(Extracted information):
*****
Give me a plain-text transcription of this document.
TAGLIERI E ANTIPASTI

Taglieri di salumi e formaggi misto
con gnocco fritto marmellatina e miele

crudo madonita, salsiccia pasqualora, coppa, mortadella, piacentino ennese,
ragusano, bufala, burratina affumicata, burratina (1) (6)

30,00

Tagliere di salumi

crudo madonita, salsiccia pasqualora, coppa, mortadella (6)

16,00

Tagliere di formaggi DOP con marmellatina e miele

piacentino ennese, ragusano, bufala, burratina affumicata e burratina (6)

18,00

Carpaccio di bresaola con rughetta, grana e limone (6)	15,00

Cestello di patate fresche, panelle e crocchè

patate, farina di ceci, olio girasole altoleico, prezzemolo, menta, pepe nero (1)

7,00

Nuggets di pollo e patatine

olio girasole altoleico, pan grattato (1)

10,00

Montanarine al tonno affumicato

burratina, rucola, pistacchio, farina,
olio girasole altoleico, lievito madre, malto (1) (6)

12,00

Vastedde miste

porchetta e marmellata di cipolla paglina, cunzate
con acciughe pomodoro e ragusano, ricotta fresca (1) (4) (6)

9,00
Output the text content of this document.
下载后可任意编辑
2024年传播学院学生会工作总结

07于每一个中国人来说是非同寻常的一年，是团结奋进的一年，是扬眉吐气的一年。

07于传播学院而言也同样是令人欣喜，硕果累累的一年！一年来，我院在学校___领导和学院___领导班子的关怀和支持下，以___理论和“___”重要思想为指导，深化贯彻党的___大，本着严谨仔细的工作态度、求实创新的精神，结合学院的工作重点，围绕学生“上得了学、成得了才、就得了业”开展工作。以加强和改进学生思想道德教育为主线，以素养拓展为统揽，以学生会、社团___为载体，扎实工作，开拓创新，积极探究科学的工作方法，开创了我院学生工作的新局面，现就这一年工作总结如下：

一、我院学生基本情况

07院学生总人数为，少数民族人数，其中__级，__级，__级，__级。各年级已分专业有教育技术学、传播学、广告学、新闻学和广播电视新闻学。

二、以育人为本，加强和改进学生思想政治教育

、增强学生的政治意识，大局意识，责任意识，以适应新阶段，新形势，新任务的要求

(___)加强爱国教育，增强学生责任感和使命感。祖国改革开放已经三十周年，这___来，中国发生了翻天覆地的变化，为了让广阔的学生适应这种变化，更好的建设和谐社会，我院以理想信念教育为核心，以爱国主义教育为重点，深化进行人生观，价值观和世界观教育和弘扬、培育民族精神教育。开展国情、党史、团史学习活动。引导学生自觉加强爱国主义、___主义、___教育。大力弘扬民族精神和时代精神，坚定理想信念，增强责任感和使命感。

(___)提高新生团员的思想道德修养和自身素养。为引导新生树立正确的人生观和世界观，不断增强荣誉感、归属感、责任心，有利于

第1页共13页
*****
(Work required): Show the lines of the data that hold the word "salumi".

(Answer in full):
Taglieri di salumi e formaggi misto
Tagliere di salumi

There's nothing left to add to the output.